## BEGIN Data provided

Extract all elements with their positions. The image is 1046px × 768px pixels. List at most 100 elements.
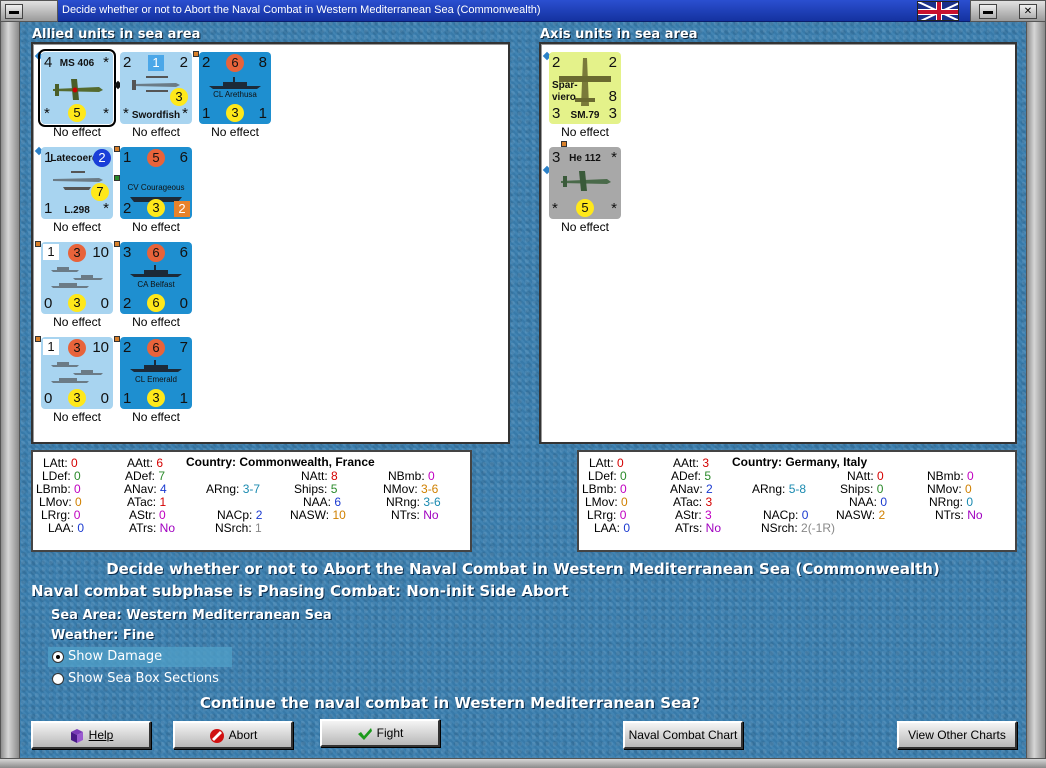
unit-counter[interactable]: 1 3 10 0 3 0 bbox=[41, 242, 113, 314]
counter-bottom-left: 1 bbox=[202, 105, 211, 122]
counter-bottom-right: * bbox=[103, 200, 109, 217]
counter-bottom-right: 1 bbox=[258, 105, 267, 122]
stat-laa: LAA: 0 bbox=[48, 521, 85, 535]
view-other-charts-button[interactable]: View Other Charts bbox=[897, 721, 1017, 749]
stat-nsrch: NSrch: 1 bbox=[215, 521, 262, 535]
allied-unit-latecoere[interactable]: 1 Latecoere 2 7 1 L.298 * No effect bbox=[34, 146, 113, 237]
stat-ships: Ships: 5 bbox=[294, 482, 338, 496]
allied-unit-convoy-2[interactable]: 1 3 10 0 3 0 No effect bbox=[35, 336, 113, 427]
stat-nasw: NASW: 2 bbox=[836, 508, 886, 522]
stat-lrrg: LRrg: 0 bbox=[587, 508, 627, 522]
allied-unit-cl-arethusa[interactable]: 2 6 8 CL Arethusa 1 3 1 No effect bbox=[193, 51, 271, 142]
stat-nmov: NMov: 0 bbox=[927, 482, 972, 496]
counter-bottom-left: 0 bbox=[44, 390, 53, 407]
allied-units-panel[interactable]: 4 MS 406 * * 5 * No effect 2 1 2 3 * Swo… bbox=[31, 42, 510, 444]
unit-counter[interactable]: 2 6 7 CL Emerald 1 3 1 bbox=[120, 337, 192, 409]
unit-counter[interactable]: 1 Latecoere 2 7 1 L.298 * bbox=[41, 147, 113, 219]
axis-unit-he112[interactable]: 3 He 112 * * 5 * No effect bbox=[542, 141, 621, 237]
close-button[interactable]: ✕ bbox=[1019, 4, 1037, 19]
counter-top-left: 2 bbox=[123, 339, 132, 356]
counter-bottom-right: 0 bbox=[100, 390, 109, 407]
window-title: Decide whether or not to Abort the Naval… bbox=[62, 4, 541, 16]
unit-counter[interactable]: 2 2 Spar- viero 8 3 SM.79 3 bbox=[549, 52, 621, 124]
stat-astr: AStr: 0 bbox=[129, 508, 166, 522]
unit-counter[interactable]: 4 MS 406 * * 5 * bbox=[38, 49, 116, 127]
cruiser-ship-icon bbox=[209, 77, 261, 89]
counter-circle-value: 7 bbox=[91, 183, 109, 201]
counter-circle-value: 8 bbox=[608, 88, 617, 105]
stat-nrng: NRng: 0 bbox=[929, 495, 974, 509]
abort-button[interactable]: Abort bbox=[173, 721, 293, 749]
fight-button[interactable]: Fight bbox=[320, 719, 440, 747]
stat-nbmb: NBmb: 0 bbox=[927, 469, 974, 483]
stat-arng: ARng: 3-7 bbox=[206, 482, 261, 496]
allied-unit-convoy-1[interactable]: 1 3 10 0 3 0 No effect bbox=[35, 241, 113, 332]
help-button[interactable]: Help bbox=[31, 721, 151, 749]
allied-unit-cv-courageous[interactable]: 1 5 6 CV Courageous 2 3 2 No effect bbox=[114, 146, 192, 237]
allied-unit-ms406[interactable]: 4 MS 406 * * 5 * No effect bbox=[34, 49, 116, 142]
stat-laa: LAA: 0 bbox=[594, 521, 631, 535]
show-sea-box-sections-option[interactable]: Show Sea Box Sections bbox=[48, 669, 232, 689]
allied-unit-swordfish[interactable]: 2 1 2 3 * Swordfish * No effect bbox=[113, 52, 192, 142]
unit-counter[interactable]: 3 He 112 * * 5 * bbox=[549, 147, 621, 219]
stat-astr: AStr: 3 bbox=[675, 508, 712, 522]
stat-nrng: NRng: 3-6 bbox=[386, 495, 441, 509]
stat-lmov: LMov: 0 bbox=[39, 495, 82, 509]
title-bar: ▬ Decide whether or not to Abort the Nav… bbox=[0, 0, 1046, 22]
counter-bottom-left: * bbox=[552, 200, 558, 217]
stat-natt: NAtt: 0 bbox=[847, 469, 884, 483]
counter-square-value: 1 bbox=[148, 55, 164, 71]
show-damage-option[interactable]: Show Damage bbox=[48, 647, 232, 667]
naval-combat-chart-button[interactable]: Naval Combat Chart bbox=[623, 721, 743, 749]
continue-question: Continue the naval combat in Western Med… bbox=[199, 694, 701, 712]
counter-bottom-right: * bbox=[182, 105, 188, 122]
radio-unselected-icon[interactable] bbox=[52, 673, 64, 685]
subphase-text: Naval combat subphase is Phasing Combat:… bbox=[31, 582, 569, 600]
counter-bottom-circle: 3 bbox=[68, 389, 86, 407]
counter-bottom-right: 3 bbox=[608, 105, 617, 122]
stat-ntrs: NTrs: No bbox=[935, 508, 983, 522]
axis-unit-sm79[interactable]: 2 2 Spar- viero 8 3 SM.79 3 No effect bbox=[542, 51, 621, 142]
counter-name: Latecoere bbox=[50, 153, 98, 164]
unit-counter[interactable]: 3 6 6 CA Belfast 2 6 0 bbox=[120, 242, 192, 314]
stat-aatt: AAtt: 6 bbox=[127, 456, 164, 470]
stat-lbmb: LBmb: 0 bbox=[582, 482, 627, 496]
allied-unit-ca-belfast[interactable]: 3 6 6 CA Belfast 2 6 0 No effect bbox=[114, 241, 192, 332]
radio-selected-icon[interactable] bbox=[52, 651, 64, 663]
allied-unit-cl-emerald[interactable]: 2 6 7 CL Emerald 1 3 1 No effect bbox=[114, 336, 192, 427]
counter-top-right: 10 bbox=[92, 339, 109, 356]
unit-counter[interactable]: 1 5 6 CV Courageous 2 3 2 bbox=[120, 147, 192, 219]
counter-side-name-1: Spar- bbox=[552, 80, 578, 91]
counter-top-left: 1 bbox=[43, 244, 59, 260]
axis-units-panel[interactable]: 2 2 Spar- viero 8 3 SM.79 3 No effect 3 … bbox=[539, 42, 1017, 444]
main-heading: Decide whether or not to Abort the Naval… bbox=[106, 560, 940, 578]
system-menu-button[interactable]: ▬ bbox=[5, 4, 23, 19]
counter-bottom-left: * bbox=[44, 105, 50, 122]
window-frame-right bbox=[1026, 22, 1046, 760]
stat-nbmb: NBmb: 0 bbox=[388, 469, 435, 483]
stat-aatt: AAtt: 3 bbox=[673, 456, 710, 470]
counter-bottom-circle: 3 bbox=[68, 294, 86, 312]
counter-top-right: 8 bbox=[258, 54, 267, 71]
counter-top-right: 2 bbox=[179, 54, 188, 71]
counter-top-left: 1 bbox=[43, 339, 59, 355]
counter-top-left: 2 bbox=[202, 54, 211, 71]
counter-bottom-left: 1 bbox=[123, 390, 132, 407]
counter-top-circle: 3 bbox=[68, 244, 86, 262]
unit-status: No effect bbox=[53, 315, 101, 329]
weather-text: Weather: Fine bbox=[51, 628, 155, 643]
minimize-button[interactable]: ▬ bbox=[979, 4, 997, 19]
counter-bottom-right: 0 bbox=[179, 295, 188, 312]
counter-top-right: 6 bbox=[179, 149, 188, 166]
counter-top-left: 2 bbox=[123, 54, 132, 71]
unit-counter[interactable]: 1 3 10 0 3 0 bbox=[41, 337, 113, 409]
unit-counter[interactable]: 2 1 2 3 * Swordfish * bbox=[120, 52, 192, 124]
counter-top-circle: 2 bbox=[93, 149, 111, 167]
stat-naa: NAA: 6 bbox=[303, 495, 342, 509]
counter-bottom-right: * bbox=[611, 200, 617, 217]
counter-top-right: 10 bbox=[92, 244, 109, 261]
fighter-plane-icon bbox=[561, 171, 611, 191]
unit-counter[interactable]: 2 6 8 CL Arethusa 1 3 1 bbox=[199, 52, 271, 124]
stat-arng: ARng: 5-8 bbox=[752, 482, 807, 496]
stat-lrrg: LRrg: 0 bbox=[41, 508, 81, 522]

## END Data provided

Exercise prompt: From the data above, pull out every line that contains the string "aatt".

Solution to this task:
stat-aatt: AAtt: 6 bbox=[127, 456, 164, 470]
stat-aatt: AAtt: 3 bbox=[673, 456, 710, 470]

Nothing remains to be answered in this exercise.